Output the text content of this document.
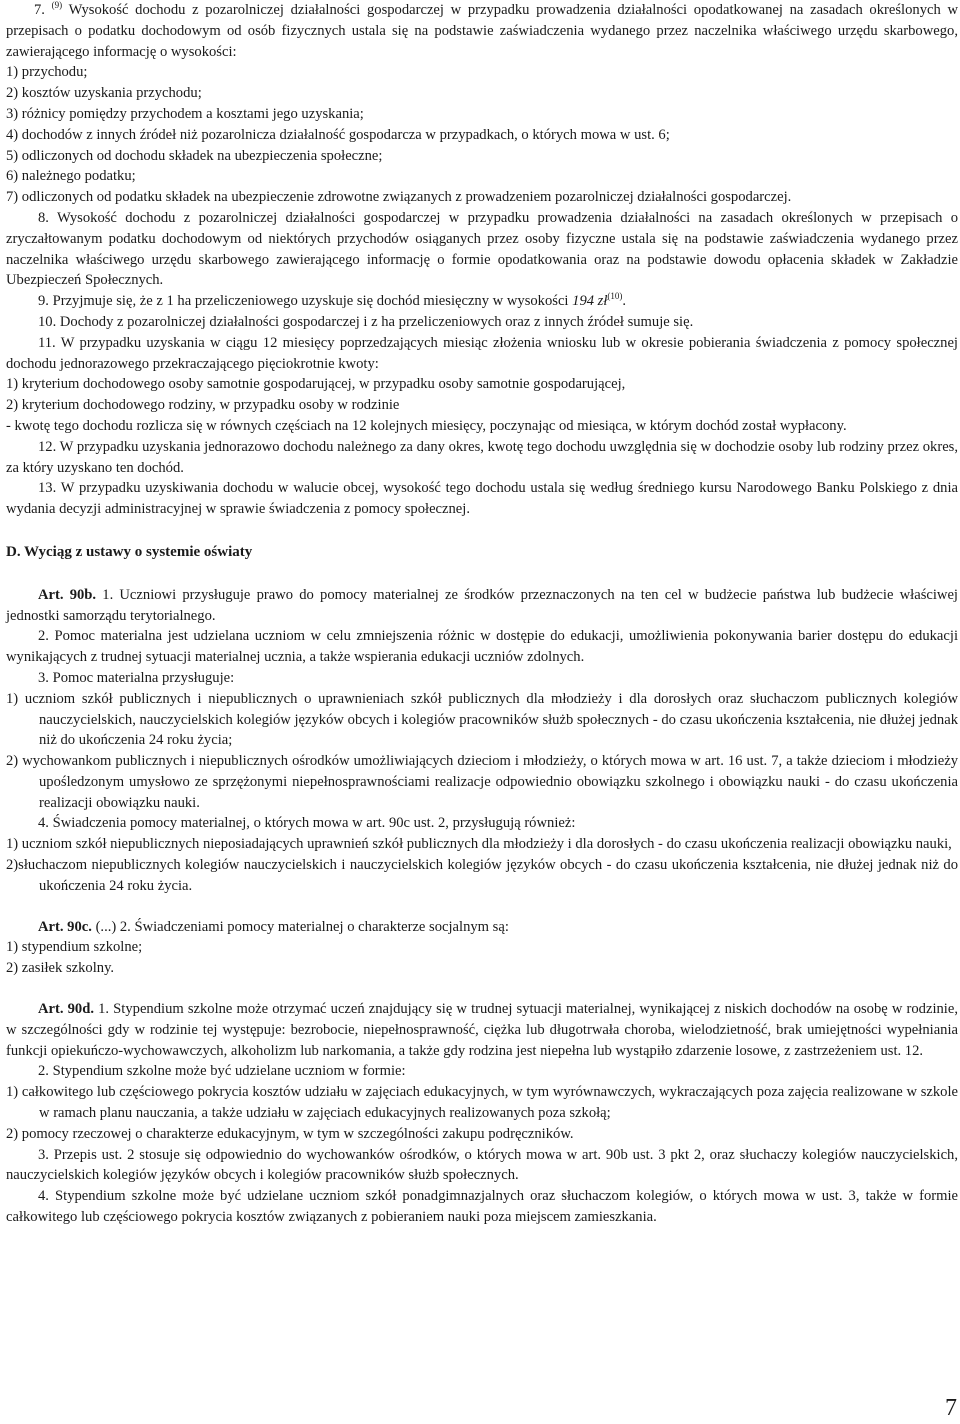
7. $^{(9)}$ Wysokość dochodu z pozarolniczej działalności gospodarczej w przypadku prowadzenia działalności opodatkowanej na zasadach określonych w przepisach o podatku dochodowym od osób fizycznych ustala się na podstawie zaświadczenia wydanego przez naczelnika właściwego urzędu skarbowego, zawierającego informację o wysokości:

1) przychodu;

2) kosztów uzyskania przychodu;

3) różnicy pomiędzy przychodem a kosztami jego uzyskania;

4) dochodów z innych źródeł niż pozarolnicza działalność gospodarcza w przypadkach, o których mowa w ust. 6;

5) odliczonych od dochodu składek na ubezpieczenia społeczne;

6) należnego podatku;

7) odliczonych od podatku składek na ubezpieczenie zdrowotne związanych z prowadzeniem pozarolniczej działalności gospodarczej.

8. Wysokość dochodu z pozarolniczej działalności gospodarczej w przypadku prowadzenia działalności na zasadach określonych w przepisach o zryczałtowanym podatku dochodowym od niektórych przychodów osiąganych przez osoby fizyczne ustala się na podstawie zaświadczenia wydanego przez naczelnika właściwego urzędu skarbowego zawierającego informację o formie opodatkowania oraz na podstawie dowodu opłacenia składek w Zakładzie Ubezpieczeń Społecznych.

9. Przyjmuje się, że z 1 ha przeliczeniowego uzyskuje się dochód miesięczny w wysokości 194 $zł^{(10)}$.

10. Dochody z pozarolniczej działalności gospodarczej i z ha przeliczeniowych oraz z innych źródeł sumuje się.

11. W przypadku uzyskania w ciągu 12 miesięcy poprzedzających miesiąc złożenia wniosku lub w okresie pobierania świadczenia z pomocy społecznej dochodu jednorazowego przekraczającego pięciokrotnie kwoty:

1) kryterium dochodowego osoby samotnie gospodarującej, w przypadku osoby samotnie gospodarującej,

2) kryterium dochodowego rodziny, w przypadku osoby w rodzinie

- kwotę tego dochodu rozlicza się w równych częściach na 12 kolejnych miesięcy, poczynając od miesiąca, w którym dochód został wypłacony.

12. W przypadku uzyskania jednorazowo dochodu należnego za dany okres, kwotę tego dochodu uwzględnia się w dochodzie osoby lub rodziny przez okres, za który uzyskano ten dochód.

13. W przypadku uzyskiwania dochodu w walucie obcej, wysokość tego dochodu ustala się według średniego kursu Narodowego Banku Polskiego z dnia wydania decyzji administracyjnej w sprawie świadczenia z pomocy społecznej.

D. Wyciąg z ustawy o systemie oświaty

Art. 90b. 1. Uczniowi przysługuje prawo do pomocy materialnej ze środków przeznaczonych na ten cel w budżecie państwa lub budżecie właściwej jednostki samorządu terytorialnego.

2. Pomoc materialna jest udzielana uczniom w celu zmniejszenia różnic w dostępie do edukacji, umożliwienia pokonywania barier dostępu do edukacji wynikających z trudnej sytuacji materialnej ucznia, a także wspierania edukacji uczniów zdolnych.

3. Pomoc materialna przysługuje:

1) uczniom szkół publicznych i niepublicznych o uprawnieniach szkół publicznych dla młodzieży i dla dorosłych oraz słuchaczom publicznych kolegiów nauczycielskich, nauczycielskich kolegiów języków obcych i kolegiów pracowników służb społecznych - do czasu ukończenia kształcenia, nie dłużej jednak niż do ukończenia 24 roku życia;

2) wychowankom publicznych i niepublicznych ośrodków umożliwiających dzieciom i młodzieży, o których mowa w art. 16 ust. 7, a także dzieciom i młodzieży upośledzonym umysłowo ze sprzężonymi niepełnosprawnościami realizacje odpowiednio obowiązku szkolnego i obowiązku nauki - do czasu ukończenia realizacji obowiązku nauki.

4. Świadczenia pomocy materialnej, o których mowa w art. 90c ust. 2, przysługują również:

1) uczniom szkół niepublicznych nieposiadających uprawnień szkół publicznych dla młodzieży i dla dorosłych - do czasu ukończenia realizacji obowiązku nauki,

2)słuchaczom niepublicznych kolegiów nauczycielskich i nauczycielskich kolegiów języków obcych - do czasu ukończenia kształcenia, nie dłużej jednak niż do ukończenia 24 roku życia.

Art. 90c. (...) 2. Świadczeniami pomocy materialnej o charakterze socjalnym są:

1) stypendium szkolne;

2) zasiłek szkolny.

Art. 90d. 1. Stypendium szkolne może otrzymać uczeń znajdujący się w trudnej sytuacji materialnej, wynikającej z niskich dochodów na osobę w rodzinie, w szczególności gdy w rodzinie tej występuje: bezrobocie, niepełnosprawność, ciężka lub długotrwała choroba, wielodzietność, brak umiejętności wypełniania funkcji opiekuńczo-wychowawczych, alkoholizm lub narkomania, a także gdy rodzina jest niepełna lub wystąpiło zdarzenie losowe, z zastrzeżeniem ust. 12.

2. Stypendium szkolne może być udzielane uczniom w formie:

1) całkowitego lub częściowego pokrycia kosztów udziału w zajęciach edukacyjnych, w tym wyrównawczych, wykraczających poza zajęcia realizowane w szkole w ramach planu nauczania, a także udziału w zajęciach edukacyjnych realizowanych poza szkołą;

2) pomocy rzeczowej o charakterze edukacyjnym, w tym w szczególności zakupu podręczników.

3. Przepis ust. 2 stosuje się odpowiednio do wychowanków ośrodków, o których mowa w art. 90b ust. 3 pkt 2, oraz słuchaczy kolegiów nauczycielskich, nauczycielskich kolegiów języków obcych i kolegiów pracowników służb społecznych.

4. Stypendium szkolne może być udzielane uczniom szkół ponadgimnazjalnych oraz słuchaczom kolegiów, o których mowa w ust. 3, także w formie całkowitego lub częściowego pokrycia kosztów związanych z pobieraniem nauki poza miejscem zamieszkania.

7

.....

Check each line of the records above for the string "rodzinie", and report every line that has it.

*Result of this task*
2) kryterium dochodowego rodziny, w przypadku osoby w rodzinie
Art. 90d. 1. Stypendium szkolne może otrzymać uczeń znajdujący się w trudnej sytuacji materialnej, wynikającej z niskich dochodów na osobę w rodzinie, w szczególności gdy w rodzinie tej występuje: bezrobocie, niepełnosprawność, ciężka lub długotrwała choroba, wielodzietność, brak umiejętności wypełniania funkcji opiekuńczo-wychowawczych, alkoholizm lub narkomania, a także gdy rodzina jest niepełna lub wystąpiło zdarzenie losowe, z zastrzeżeniem ust. 12.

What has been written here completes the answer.